# Aim
Your task is to print every entry below exactly as given.

Data records:
# # # #

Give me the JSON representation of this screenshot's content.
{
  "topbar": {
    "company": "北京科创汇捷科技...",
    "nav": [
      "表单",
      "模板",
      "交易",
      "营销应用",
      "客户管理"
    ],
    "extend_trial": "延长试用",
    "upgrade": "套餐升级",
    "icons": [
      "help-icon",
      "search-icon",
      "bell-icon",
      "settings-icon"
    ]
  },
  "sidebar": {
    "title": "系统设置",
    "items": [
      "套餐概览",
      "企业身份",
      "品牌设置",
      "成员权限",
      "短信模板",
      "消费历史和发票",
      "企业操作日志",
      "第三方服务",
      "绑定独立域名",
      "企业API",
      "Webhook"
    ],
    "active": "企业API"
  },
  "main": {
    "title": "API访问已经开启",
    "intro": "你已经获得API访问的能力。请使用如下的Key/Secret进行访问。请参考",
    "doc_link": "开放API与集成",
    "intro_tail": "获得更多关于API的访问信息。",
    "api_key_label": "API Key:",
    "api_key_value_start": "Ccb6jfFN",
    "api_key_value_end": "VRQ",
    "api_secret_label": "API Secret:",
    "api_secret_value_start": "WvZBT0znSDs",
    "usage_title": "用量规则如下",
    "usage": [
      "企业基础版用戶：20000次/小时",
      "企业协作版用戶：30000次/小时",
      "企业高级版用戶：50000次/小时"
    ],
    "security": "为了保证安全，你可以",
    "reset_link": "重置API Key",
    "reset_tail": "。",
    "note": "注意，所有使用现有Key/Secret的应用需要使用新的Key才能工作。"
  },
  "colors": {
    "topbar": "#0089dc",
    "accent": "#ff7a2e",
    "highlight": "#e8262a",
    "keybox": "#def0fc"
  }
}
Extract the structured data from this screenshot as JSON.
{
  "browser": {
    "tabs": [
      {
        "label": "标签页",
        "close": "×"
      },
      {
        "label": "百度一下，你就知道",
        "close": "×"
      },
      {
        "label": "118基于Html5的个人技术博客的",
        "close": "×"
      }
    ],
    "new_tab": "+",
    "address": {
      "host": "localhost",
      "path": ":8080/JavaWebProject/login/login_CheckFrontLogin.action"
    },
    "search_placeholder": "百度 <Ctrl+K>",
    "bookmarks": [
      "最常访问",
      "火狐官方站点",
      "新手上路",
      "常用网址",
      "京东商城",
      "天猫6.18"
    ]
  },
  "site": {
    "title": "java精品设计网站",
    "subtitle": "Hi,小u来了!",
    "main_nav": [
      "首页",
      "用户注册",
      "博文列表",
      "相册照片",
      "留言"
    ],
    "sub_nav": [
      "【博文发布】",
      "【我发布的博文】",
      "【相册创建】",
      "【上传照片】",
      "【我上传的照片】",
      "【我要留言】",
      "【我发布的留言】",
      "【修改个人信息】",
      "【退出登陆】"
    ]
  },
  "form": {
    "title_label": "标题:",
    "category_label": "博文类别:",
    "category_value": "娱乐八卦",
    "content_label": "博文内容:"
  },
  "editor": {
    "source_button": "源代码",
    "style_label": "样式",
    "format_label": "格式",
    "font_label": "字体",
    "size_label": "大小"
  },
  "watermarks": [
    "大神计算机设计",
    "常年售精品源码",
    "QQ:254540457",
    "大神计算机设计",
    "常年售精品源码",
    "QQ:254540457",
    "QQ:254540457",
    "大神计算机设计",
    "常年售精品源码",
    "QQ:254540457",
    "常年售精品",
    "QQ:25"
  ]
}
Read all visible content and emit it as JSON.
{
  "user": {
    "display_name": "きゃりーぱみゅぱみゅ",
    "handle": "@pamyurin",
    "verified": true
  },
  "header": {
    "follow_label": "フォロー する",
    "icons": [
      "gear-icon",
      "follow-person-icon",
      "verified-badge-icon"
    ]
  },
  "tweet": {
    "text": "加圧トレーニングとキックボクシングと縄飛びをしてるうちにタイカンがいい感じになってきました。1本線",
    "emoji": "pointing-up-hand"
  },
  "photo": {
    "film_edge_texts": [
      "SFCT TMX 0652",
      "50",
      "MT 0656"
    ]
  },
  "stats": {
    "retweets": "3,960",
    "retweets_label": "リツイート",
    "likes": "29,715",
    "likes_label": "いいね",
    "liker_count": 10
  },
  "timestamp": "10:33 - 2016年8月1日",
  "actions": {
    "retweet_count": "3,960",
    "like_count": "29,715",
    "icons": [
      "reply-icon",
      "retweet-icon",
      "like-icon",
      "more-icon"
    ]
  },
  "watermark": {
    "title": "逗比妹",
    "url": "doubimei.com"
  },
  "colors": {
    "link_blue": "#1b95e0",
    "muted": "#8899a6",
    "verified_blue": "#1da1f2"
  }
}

# # # #

# Reply to the exercise
Give me the JSON representation of this screenshot's content.
{
  "topbar": {
    "company": "北京科创汇捷科技...",
    "nav": [
      "表单",
      "模板",
      "交易",
      "营销应用",
      "客户管理"
    ],
    "extend_trial": "延长试用",
    "upgrade": "套餐升级",
    "icons": [
      "help-icon",
      "search-icon",
      "bell-icon",
      "settings-icon"
    ]
  },
  "sidebar": {
    "title": "系统设置",
    "items": [
      "套餐概览",
      "企业身份",
      "品牌设置",
      "成员权限",
      "短信模板",
      "消费历史和发票",
      "企业操作日志",
      "第三方服务",
      "绑定独立域名",
      "企业API",
      "Webhook"
    ],
    "active": "企业API"
  },
  "main": {
    "title": "API访问已经开启",
    "intro": "你已经获得API访问的能力。请使用如下的Key/Secret进行访问。请参考",
    "doc_link": "开放API与集成",
    "intro_tail": "获得更多关于API的访问信息。",
    "api_key_label": "API Key:",
    "api_key_value_start": "Ccb6jfFN",
    "api_key_value_end": "VRQ",
    "api_secret_label": "API Secret:",
    "api_secret_value_start": "WvZBT0znSDs",
    "usage_title": "用量规则如下",
    "usage": [
      "企业基础版用戶：20000次/小时",
      "企业协作版用戶：30000次/小时",
      "企业高级版用戶：50000次/小时"
    ],
    "security": "为了保证安全，你可以",
    "reset_link": "重置API Key",
    "reset_tail": "。",
    "note": "注意，所有使用现有Key/Secret的应用需要使用新的Key才能工作。"
  },
  "colors": {
    "topbar": "#0089dc",
    "accent": "#ff7a2e",
    "highlight": "#e8262a",
    "keybox": "#def0fc"
  }
}
Extract the structured data from this screenshot as JSON.
{
  "browser": {
    "tabs": [
      {
        "label": "标签页",
        "close": "×"
      },
      {
        "label": "百度一下，你就知道",
        "close": "×"
      },
      {
        "label": "118基于Html5的个人技术博客的",
        "close": "×"
      }
    ],
    "new_tab": "+",
    "address": {
      "host": "localhost",
      "path": ":8080/JavaWebProject/login/login_CheckFrontLogin.action"
    },
    "search_placeholder": "百度 <Ctrl+K>",
    "bookmarks": [
      "最常访问",
      "火狐官方站点",
      "新手上路",
      "常用网址",
      "京东商城",
      "天猫6.18"
    ]
  },
  "site": {
    "title": "java精品设计网站",
    "subtitle": "Hi,小u来了!",
    "main_nav": [
      "首页",
      "用户注册",
      "博文列表",
      "相册照片",
      "留言"
    ],
    "sub_nav": [
      "【博文发布】",
      "【我发布的博文】",
      "【相册创建】",
      "【上传照片】",
      "【我上传的照片】",
      "【我要留言】",
      "【我发布的留言】",
      "【修改个人信息】",
      "【退出登陆】"
    ]
  },
  "form": {
    "title_label": "标题:",
    "category_label": "博文类别:",
    "category_value": "娱乐八卦",
    "content_label": "博文内容:"
  },
  "editor": {
    "source_button": "源代码",
    "style_label": "样式",
    "format_label": "格式",
    "font_label": "字体",
    "size_label": "大小"
  },
  "watermarks": [
    "大神计算机设计",
    "常年售精品源码",
    "QQ:254540457",
    "大神计算机设计",
    "常年售精品源码",
    "QQ:254540457",
    "QQ:254540457",
    "大神计算机设计",
    "常年售精品源码",
    "QQ:254540457",
    "常年售精品",
    "QQ:25"
  ]
}
Read all visible content and emit it as JSON.
{
  "user": {
    "display_name": "きゃりーぱみゅぱみゅ",
    "handle": "@pamyurin",
    "verified": true
  },
  "header": {
    "follow_label": "フォロー する",
    "icons": [
      "gear-icon",
      "follow-person-icon",
      "verified-badge-icon"
    ]
  },
  "tweet": {
    "text": "加圧トレーニングとキックボクシングと縄飛びをしてるうちにタイカンがいい感じになってきました。1本線",
    "emoji": "pointing-up-hand"
  },
  "photo": {
    "film_edge_texts": [
      "SFCT TMX 0652",
      "50",
      "MT 0656"
    ]
  },
  "stats": {
    "retweets": "3,960",
    "retweets_label": "リツイート",
    "likes": "29,715",
    "likes_label": "いいね",
    "liker_count": 10
  },
  "timestamp": "10:33 - 2016年8月1日",
  "actions": {
    "retweet_count": "3,960",
    "like_count": "29,715",
    "icons": [
      "reply-icon",
      "retweet-icon",
      "like-icon",
      "more-icon"
    ]
  },
  "watermark": {
    "title": "逗比妹",
    "url": "doubimei.com"
  },
  "colors": {
    "link_blue": "#1b95e0",
    "muted": "#8899a6",
    "verified_blue": "#1da1f2"
  }
}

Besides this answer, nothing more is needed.